Aim: Which lines hold the word "structured"? Show each of them.

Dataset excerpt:
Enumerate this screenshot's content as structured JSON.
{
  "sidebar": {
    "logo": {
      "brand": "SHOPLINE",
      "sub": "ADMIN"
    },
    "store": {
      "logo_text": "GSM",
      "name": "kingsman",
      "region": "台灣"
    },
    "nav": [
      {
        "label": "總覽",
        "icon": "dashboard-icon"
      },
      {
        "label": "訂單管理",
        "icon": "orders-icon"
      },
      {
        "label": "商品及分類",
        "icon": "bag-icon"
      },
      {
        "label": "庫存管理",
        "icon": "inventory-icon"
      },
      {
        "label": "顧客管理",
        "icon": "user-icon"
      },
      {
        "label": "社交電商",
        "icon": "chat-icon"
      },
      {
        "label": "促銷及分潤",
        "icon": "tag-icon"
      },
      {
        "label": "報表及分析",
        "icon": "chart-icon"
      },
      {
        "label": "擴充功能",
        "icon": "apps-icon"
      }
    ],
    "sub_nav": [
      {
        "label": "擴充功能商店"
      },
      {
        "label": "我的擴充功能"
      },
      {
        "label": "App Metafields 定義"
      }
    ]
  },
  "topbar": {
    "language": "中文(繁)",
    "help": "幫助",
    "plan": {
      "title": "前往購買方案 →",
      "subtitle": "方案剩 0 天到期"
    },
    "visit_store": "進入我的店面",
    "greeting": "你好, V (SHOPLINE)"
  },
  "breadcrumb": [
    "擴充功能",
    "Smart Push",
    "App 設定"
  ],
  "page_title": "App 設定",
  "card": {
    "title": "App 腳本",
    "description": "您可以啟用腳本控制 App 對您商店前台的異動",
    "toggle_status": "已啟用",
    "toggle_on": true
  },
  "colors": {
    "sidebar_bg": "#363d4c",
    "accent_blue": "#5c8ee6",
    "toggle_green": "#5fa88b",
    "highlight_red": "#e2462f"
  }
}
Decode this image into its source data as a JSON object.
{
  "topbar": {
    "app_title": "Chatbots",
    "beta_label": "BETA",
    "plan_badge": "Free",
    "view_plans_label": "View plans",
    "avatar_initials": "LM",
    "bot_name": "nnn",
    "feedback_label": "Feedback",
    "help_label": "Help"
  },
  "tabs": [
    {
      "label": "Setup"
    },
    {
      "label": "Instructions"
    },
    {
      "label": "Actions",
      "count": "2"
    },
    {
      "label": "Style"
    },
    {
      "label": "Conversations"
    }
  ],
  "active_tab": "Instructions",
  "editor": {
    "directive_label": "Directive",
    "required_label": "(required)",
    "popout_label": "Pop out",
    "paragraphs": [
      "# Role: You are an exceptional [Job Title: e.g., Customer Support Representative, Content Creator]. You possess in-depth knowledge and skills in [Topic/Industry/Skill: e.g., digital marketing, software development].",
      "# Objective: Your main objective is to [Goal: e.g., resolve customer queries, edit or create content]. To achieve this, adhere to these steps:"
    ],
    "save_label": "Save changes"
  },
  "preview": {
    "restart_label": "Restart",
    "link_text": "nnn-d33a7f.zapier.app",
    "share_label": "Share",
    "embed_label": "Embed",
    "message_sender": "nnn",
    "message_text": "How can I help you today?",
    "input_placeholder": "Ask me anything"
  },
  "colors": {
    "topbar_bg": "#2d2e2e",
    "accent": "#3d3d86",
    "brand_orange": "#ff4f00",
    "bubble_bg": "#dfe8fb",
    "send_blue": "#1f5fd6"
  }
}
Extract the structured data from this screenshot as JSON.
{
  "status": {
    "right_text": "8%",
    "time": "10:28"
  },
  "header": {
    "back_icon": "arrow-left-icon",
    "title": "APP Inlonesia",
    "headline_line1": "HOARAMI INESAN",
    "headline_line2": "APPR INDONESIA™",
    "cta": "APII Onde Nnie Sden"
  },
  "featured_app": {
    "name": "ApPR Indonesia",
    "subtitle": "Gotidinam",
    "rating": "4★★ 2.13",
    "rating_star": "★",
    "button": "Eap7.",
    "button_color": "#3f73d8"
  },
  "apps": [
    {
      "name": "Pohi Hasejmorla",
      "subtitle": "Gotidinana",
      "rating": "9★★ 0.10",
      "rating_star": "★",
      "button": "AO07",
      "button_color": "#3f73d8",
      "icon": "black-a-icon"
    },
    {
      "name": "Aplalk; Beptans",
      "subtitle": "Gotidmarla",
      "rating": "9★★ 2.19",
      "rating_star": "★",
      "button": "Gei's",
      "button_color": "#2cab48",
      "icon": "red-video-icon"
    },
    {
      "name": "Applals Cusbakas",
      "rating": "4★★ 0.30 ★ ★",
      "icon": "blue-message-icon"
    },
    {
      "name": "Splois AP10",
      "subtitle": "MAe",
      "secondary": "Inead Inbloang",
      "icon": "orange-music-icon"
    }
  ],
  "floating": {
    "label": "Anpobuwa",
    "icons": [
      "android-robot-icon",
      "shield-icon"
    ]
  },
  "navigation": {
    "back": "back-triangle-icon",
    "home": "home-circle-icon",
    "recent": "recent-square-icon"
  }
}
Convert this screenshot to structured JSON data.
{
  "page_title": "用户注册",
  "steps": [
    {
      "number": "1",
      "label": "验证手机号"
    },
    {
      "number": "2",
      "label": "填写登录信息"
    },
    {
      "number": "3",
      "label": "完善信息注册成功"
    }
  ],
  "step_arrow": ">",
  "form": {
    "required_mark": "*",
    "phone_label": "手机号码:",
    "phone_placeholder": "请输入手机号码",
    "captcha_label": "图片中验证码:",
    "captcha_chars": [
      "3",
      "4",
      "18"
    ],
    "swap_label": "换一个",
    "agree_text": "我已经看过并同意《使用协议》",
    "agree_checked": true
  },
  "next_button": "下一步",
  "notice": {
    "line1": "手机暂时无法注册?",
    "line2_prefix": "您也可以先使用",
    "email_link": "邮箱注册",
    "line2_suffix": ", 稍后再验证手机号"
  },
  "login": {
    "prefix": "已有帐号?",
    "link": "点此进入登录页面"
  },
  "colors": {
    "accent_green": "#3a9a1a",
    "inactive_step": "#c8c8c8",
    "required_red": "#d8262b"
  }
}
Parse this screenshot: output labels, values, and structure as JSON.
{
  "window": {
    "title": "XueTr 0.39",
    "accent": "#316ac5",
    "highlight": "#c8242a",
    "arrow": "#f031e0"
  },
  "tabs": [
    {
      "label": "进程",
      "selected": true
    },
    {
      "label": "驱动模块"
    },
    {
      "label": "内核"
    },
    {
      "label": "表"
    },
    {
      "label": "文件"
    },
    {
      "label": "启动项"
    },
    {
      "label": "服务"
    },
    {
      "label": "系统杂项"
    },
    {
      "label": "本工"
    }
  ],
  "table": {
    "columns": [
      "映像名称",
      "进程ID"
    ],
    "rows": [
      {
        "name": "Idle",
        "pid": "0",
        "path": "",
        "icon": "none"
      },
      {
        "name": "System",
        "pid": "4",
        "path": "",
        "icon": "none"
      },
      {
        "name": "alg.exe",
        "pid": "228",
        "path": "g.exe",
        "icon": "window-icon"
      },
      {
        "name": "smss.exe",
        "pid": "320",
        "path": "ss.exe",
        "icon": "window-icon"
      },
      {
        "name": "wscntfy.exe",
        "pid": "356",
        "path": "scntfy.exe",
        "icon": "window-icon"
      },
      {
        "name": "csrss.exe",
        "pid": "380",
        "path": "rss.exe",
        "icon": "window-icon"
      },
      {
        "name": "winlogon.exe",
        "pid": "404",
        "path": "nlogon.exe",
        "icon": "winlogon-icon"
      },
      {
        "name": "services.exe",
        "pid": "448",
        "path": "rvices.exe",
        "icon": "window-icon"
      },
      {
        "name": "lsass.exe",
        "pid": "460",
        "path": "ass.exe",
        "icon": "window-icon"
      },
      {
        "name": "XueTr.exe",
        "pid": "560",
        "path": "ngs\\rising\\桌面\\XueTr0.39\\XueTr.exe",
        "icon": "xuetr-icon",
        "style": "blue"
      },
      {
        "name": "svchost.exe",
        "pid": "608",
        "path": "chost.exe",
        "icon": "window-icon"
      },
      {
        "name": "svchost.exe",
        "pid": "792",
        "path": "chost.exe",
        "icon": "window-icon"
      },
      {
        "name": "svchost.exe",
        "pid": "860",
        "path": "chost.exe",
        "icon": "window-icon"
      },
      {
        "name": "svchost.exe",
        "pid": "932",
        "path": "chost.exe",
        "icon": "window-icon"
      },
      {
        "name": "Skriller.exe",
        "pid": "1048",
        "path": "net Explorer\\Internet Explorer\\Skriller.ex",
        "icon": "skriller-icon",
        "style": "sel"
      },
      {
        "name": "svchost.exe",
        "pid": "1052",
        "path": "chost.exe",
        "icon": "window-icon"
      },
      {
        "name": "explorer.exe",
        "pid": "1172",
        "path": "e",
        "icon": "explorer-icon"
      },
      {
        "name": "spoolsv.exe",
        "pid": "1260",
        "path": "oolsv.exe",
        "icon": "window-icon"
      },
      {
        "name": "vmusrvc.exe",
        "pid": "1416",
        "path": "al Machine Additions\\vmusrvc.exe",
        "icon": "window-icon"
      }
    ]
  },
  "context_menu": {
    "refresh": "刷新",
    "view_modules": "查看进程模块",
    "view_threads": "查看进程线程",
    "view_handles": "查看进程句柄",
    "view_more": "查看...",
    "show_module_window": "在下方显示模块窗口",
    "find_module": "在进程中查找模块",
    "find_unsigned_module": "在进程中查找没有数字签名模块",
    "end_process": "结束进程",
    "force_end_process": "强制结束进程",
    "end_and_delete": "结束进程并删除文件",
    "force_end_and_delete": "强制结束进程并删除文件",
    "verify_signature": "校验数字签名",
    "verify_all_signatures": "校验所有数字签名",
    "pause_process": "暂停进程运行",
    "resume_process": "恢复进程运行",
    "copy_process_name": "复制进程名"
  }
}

Answer below:
Enumerate this screenshot's content as structured JSON.
Extract the structured data from this screenshot as JSON.
Convert this screenshot to structured JSON data.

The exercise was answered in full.